* Given problem
Each entry below should be written out exactly as it is, with no pictures.

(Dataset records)
------------------------------------------------

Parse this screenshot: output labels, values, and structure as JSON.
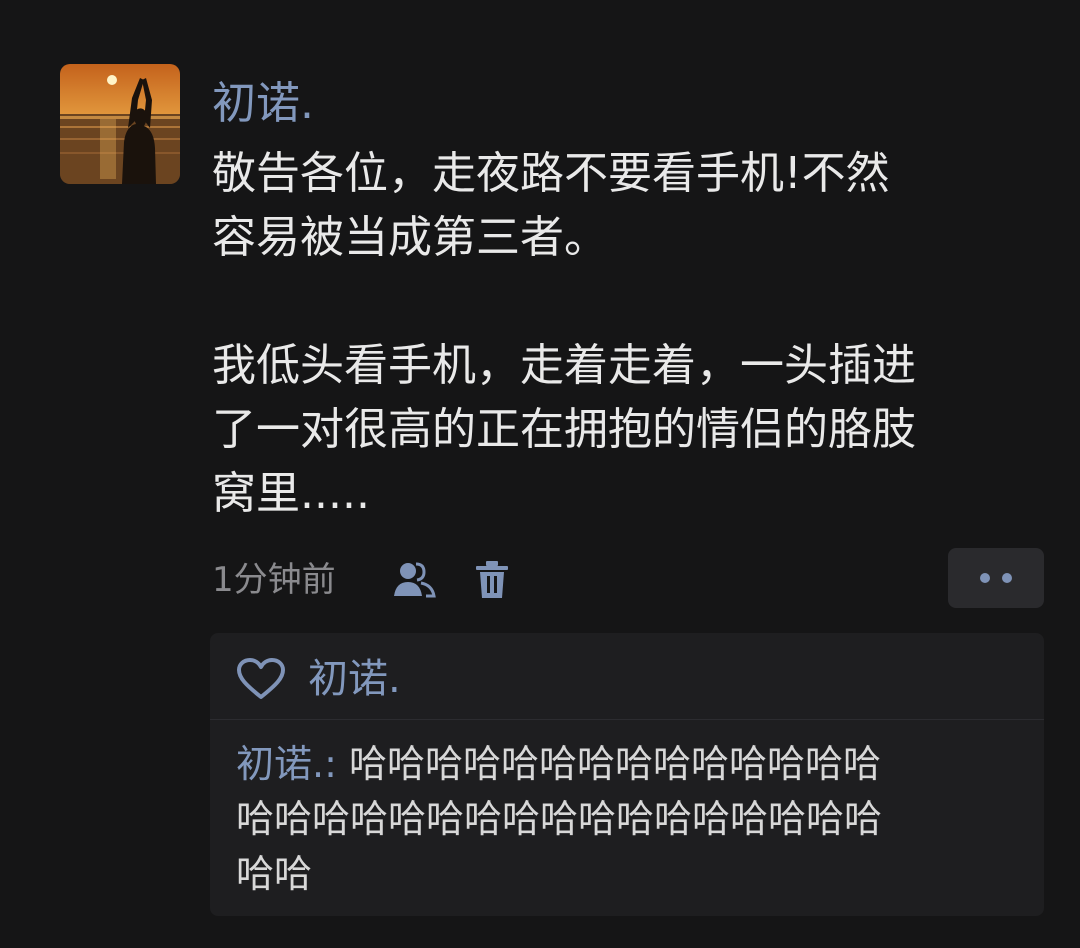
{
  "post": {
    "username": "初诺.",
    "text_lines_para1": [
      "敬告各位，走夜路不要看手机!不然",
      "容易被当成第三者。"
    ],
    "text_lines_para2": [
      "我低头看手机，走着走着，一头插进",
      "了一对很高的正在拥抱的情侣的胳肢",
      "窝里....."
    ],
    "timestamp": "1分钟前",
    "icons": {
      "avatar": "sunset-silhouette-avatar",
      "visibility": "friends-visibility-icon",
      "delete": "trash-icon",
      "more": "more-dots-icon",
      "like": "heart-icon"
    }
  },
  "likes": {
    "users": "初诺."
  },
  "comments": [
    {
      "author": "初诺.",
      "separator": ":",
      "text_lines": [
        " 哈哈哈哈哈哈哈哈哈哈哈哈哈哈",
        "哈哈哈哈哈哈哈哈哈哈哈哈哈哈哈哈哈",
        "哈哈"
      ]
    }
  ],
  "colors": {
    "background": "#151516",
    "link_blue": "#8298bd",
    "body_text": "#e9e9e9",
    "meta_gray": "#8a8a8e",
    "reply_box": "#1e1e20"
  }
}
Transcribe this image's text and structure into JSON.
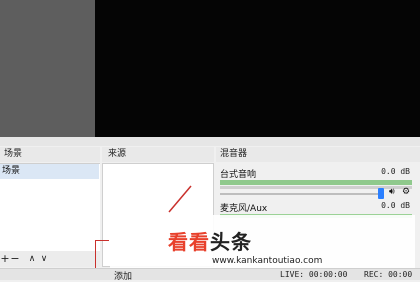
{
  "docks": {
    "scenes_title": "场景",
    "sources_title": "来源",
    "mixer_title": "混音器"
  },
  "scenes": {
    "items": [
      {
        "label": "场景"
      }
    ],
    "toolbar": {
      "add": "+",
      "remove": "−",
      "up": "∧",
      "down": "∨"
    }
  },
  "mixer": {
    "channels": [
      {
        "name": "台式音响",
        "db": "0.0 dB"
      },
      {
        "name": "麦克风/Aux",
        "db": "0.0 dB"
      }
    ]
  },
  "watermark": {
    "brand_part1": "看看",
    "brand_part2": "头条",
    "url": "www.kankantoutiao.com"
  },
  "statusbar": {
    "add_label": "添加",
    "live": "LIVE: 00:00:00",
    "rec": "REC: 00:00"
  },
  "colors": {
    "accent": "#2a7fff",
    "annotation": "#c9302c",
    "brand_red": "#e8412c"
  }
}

------------------------------------------------

* Solved exercise
Parse this screenshot: output labels, values, and structure as JSON.
{
  "post": {
    "username": "初诺.",
    "text_lines_para1": [
      "敬告各位，走夜路不要看手机!不然",
      "容易被当成第三者。"
    ],
    "text_lines_para2": [
      "我低头看手机，走着走着，一头插进",
      "了一对很高的正在拥抱的情侣的胳肢",
      "窝里....."
    ],
    "timestamp": "1分钟前",
    "icons": {
      "avatar": "sunset-silhouette-avatar",
      "visibility": "friends-visibility-icon",
      "delete": "trash-icon",
      "more": "more-dots-icon",
      "like": "heart-icon"
    }
  },
  "likes": {
    "users": "初诺."
  },
  "comments": [
    {
      "author": "初诺.",
      "separator": ":",
      "text_lines": [
        " 哈哈哈哈哈哈哈哈哈哈哈哈哈哈",
        "哈哈哈哈哈哈哈哈哈哈哈哈哈哈哈哈哈",
        "哈哈"
      ]
    }
  ],
  "colors": {
    "background": "#151516",
    "link_blue": "#8298bd",
    "body_text": "#e9e9e9",
    "meta_gray": "#8a8a8e",
    "reply_box": "#1e1e20"
  }
}
Transcribe this image's text and structure into JSON.
{
  "docks": {
    "scenes_title": "场景",
    "sources_title": "来源",
    "mixer_title": "混音器"
  },
  "scenes": {
    "items": [
      {
        "label": "场景"
      }
    ],
    "toolbar": {
      "add": "+",
      "remove": "−",
      "up": "∧",
      "down": "∨"
    }
  },
  "mixer": {
    "channels": [
      {
        "name": "台式音响",
        "db": "0.0 dB"
      },
      {
        "name": "麦克风/Aux",
        "db": "0.0 dB"
      }
    ]
  },
  "watermark": {
    "brand_part1": "看看",
    "brand_part2": "头条",
    "url": "www.kankantoutiao.com"
  },
  "statusbar": {
    "add_label": "添加",
    "live": "LIVE: 00:00:00",
    "rec": "REC: 00:00"
  },
  "colors": {
    "accent": "#2a7fff",
    "annotation": "#c9302c",
    "brand_red": "#e8412c"
  }
}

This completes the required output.